===== INPUT =====

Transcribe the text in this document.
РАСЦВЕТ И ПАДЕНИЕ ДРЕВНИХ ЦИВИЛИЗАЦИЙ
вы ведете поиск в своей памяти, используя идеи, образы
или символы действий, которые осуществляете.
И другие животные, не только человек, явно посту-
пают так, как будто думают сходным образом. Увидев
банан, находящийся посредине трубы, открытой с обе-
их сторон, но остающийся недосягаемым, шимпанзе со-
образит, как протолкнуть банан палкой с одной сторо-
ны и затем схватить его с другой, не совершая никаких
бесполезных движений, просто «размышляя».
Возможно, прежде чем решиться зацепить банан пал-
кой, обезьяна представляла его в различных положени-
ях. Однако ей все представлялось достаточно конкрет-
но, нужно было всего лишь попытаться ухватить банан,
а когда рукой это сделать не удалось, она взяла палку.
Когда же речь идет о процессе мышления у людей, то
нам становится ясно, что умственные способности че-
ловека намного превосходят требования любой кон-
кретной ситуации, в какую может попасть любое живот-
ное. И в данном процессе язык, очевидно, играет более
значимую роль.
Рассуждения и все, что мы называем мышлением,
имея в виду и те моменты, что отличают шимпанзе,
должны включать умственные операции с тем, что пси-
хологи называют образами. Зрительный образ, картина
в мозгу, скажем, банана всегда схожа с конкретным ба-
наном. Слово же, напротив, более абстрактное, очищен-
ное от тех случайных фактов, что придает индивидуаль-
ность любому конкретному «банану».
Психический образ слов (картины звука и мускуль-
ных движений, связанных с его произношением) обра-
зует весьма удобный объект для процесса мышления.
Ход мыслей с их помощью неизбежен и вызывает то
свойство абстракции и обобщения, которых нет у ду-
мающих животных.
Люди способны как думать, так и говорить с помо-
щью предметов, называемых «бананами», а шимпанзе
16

=====

**PROBLEM REQUIREMENTS:**
Within the records, how many lines include "умственные"? The answer is the number and nothing else.

**WRITTEN ANSWER:**
2